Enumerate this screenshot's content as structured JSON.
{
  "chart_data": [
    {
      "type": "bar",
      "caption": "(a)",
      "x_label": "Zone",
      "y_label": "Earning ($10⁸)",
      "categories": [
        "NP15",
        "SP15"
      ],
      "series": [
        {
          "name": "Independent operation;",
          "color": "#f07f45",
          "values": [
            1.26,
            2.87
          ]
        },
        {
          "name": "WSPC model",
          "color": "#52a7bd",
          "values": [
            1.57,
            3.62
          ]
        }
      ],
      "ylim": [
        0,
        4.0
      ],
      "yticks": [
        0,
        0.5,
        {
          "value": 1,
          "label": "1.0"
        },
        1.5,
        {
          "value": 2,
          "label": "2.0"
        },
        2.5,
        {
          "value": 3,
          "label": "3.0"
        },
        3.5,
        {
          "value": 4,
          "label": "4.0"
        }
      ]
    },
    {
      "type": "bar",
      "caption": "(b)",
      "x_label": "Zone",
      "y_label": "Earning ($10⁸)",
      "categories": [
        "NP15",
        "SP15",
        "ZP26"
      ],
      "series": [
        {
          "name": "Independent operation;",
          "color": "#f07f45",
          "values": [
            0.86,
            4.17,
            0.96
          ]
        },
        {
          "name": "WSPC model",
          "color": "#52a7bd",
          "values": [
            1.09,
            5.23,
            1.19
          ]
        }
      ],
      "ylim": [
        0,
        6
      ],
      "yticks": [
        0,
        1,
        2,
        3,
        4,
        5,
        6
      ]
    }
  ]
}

━━━━━━━━━━━━━━━━

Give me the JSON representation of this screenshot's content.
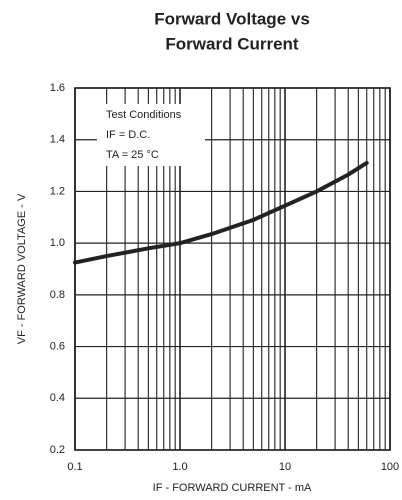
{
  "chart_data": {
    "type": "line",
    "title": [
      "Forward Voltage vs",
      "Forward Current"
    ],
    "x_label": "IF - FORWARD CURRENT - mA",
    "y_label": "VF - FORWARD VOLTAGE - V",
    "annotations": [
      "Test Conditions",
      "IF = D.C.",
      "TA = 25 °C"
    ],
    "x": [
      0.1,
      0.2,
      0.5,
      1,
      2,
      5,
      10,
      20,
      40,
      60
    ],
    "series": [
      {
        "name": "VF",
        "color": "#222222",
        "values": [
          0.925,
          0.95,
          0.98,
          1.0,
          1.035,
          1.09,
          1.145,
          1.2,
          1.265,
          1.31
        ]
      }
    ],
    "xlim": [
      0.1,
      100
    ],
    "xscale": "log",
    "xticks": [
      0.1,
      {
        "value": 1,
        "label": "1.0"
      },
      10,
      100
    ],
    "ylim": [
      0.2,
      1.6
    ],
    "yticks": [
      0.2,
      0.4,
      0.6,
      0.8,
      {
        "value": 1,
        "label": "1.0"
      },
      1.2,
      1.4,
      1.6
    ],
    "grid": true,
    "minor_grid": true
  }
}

━━━━━━━━━━━━━━━━

State the count of lines that contain the string "content". Nothing else is needed.

### Task solution
2